Data:
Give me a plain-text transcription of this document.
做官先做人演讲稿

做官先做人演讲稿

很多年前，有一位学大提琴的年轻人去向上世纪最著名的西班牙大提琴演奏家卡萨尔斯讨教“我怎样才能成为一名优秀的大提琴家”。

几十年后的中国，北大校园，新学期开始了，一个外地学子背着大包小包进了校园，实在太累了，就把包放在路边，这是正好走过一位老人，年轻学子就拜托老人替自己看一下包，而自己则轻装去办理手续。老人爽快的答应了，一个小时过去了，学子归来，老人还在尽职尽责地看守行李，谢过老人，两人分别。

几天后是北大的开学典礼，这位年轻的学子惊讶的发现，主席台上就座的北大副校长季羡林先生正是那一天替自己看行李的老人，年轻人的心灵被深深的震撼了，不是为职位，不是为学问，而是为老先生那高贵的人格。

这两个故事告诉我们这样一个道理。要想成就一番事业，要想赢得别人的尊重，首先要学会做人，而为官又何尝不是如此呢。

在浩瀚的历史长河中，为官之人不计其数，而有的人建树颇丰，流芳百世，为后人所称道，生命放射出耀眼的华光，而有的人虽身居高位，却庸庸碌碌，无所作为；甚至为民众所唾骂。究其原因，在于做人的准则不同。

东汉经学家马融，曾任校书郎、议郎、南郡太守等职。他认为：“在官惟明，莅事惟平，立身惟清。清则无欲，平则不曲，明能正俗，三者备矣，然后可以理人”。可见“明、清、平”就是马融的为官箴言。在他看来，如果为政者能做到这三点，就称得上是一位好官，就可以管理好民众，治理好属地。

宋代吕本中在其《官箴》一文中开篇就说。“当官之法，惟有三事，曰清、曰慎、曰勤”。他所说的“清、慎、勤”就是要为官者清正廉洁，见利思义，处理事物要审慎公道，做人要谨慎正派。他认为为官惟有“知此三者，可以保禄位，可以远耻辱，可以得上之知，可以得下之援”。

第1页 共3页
==
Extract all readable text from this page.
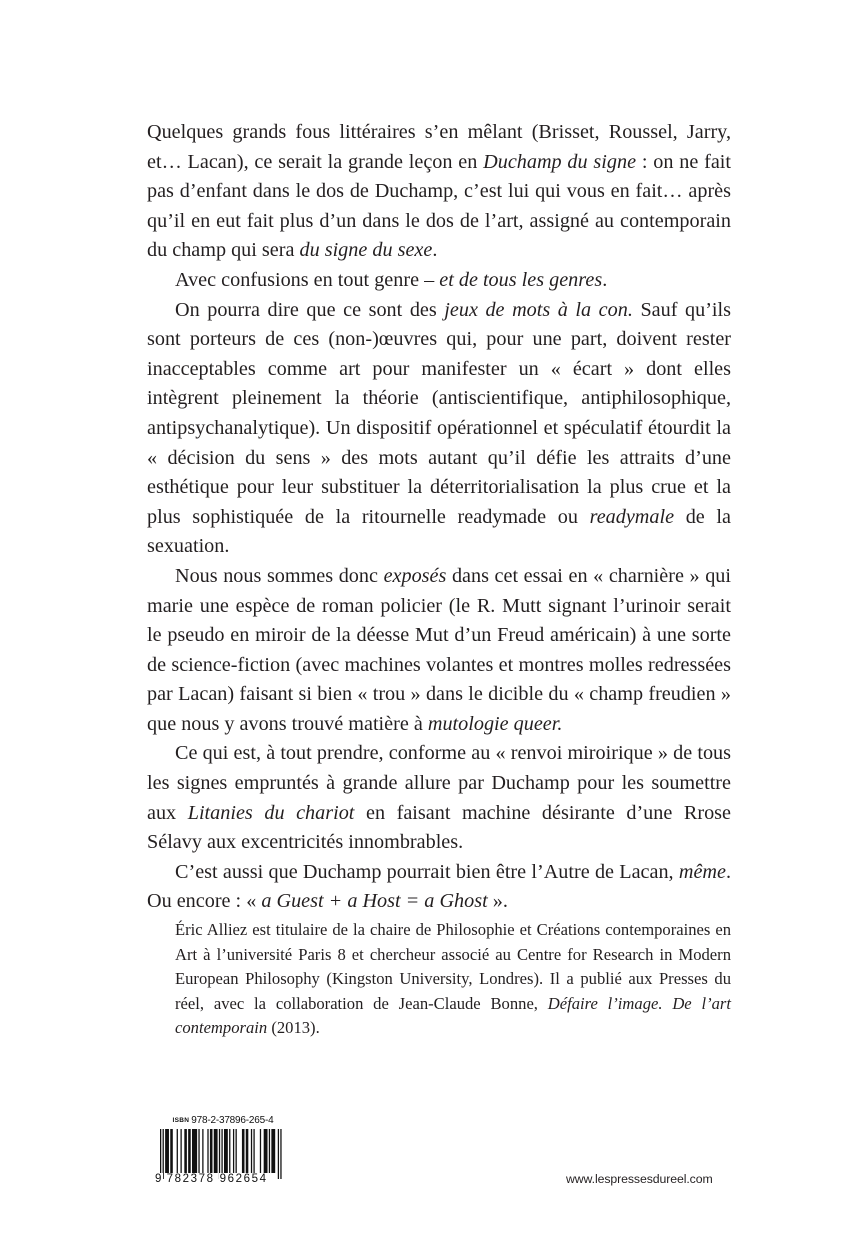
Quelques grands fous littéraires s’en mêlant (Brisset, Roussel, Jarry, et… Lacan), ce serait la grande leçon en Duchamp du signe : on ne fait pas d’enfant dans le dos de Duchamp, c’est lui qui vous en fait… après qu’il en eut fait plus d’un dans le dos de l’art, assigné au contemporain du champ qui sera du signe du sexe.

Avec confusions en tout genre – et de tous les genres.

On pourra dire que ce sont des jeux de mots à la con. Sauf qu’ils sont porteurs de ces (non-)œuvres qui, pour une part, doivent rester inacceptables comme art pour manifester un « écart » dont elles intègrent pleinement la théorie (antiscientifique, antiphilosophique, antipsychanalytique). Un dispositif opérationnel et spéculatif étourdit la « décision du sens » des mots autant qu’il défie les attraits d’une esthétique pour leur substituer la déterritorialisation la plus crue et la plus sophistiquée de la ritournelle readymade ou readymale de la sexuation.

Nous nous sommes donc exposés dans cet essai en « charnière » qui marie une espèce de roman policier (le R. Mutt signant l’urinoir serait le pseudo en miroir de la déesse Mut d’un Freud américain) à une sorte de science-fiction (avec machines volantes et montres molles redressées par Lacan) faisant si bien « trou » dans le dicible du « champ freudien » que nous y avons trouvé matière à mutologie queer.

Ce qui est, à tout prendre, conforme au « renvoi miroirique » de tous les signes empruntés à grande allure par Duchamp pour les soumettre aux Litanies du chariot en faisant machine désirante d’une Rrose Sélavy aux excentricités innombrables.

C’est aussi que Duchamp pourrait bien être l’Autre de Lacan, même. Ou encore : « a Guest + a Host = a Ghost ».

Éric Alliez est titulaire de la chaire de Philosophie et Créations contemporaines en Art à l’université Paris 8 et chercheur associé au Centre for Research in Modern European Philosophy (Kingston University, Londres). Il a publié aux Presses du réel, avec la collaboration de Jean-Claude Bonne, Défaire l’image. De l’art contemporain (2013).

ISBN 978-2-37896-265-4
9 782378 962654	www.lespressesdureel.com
* * *
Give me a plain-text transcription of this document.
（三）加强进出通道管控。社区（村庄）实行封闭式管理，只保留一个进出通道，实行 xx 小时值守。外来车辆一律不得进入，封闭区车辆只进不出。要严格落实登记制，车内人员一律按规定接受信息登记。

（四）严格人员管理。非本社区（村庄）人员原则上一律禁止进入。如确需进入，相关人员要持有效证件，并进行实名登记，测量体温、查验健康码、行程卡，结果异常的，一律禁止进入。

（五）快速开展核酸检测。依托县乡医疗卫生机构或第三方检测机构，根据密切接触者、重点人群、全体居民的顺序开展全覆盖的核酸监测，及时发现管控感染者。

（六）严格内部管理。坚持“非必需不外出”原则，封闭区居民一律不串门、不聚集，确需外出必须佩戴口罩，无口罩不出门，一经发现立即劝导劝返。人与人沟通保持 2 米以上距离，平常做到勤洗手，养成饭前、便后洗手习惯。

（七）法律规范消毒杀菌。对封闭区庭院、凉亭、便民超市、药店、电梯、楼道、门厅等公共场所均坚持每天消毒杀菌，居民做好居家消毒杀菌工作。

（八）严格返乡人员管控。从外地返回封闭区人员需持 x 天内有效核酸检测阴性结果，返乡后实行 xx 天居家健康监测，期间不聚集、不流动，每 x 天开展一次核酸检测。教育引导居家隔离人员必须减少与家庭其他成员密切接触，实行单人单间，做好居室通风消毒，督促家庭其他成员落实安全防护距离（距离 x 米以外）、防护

Stated exercise: Copy out every line from the data above that has "tous" in it.

Complete response:
Avec confusions en tout genre – et de tous les genres.
Ce qui est, à tout prendre, conforme au « renvoi miroirique » de tous les signes empruntés à grande allure par Duchamp pour les soumettre aux Litanies du chariot en faisant machine désirante d’une Rrose Sélavy aux excentricités innombrables.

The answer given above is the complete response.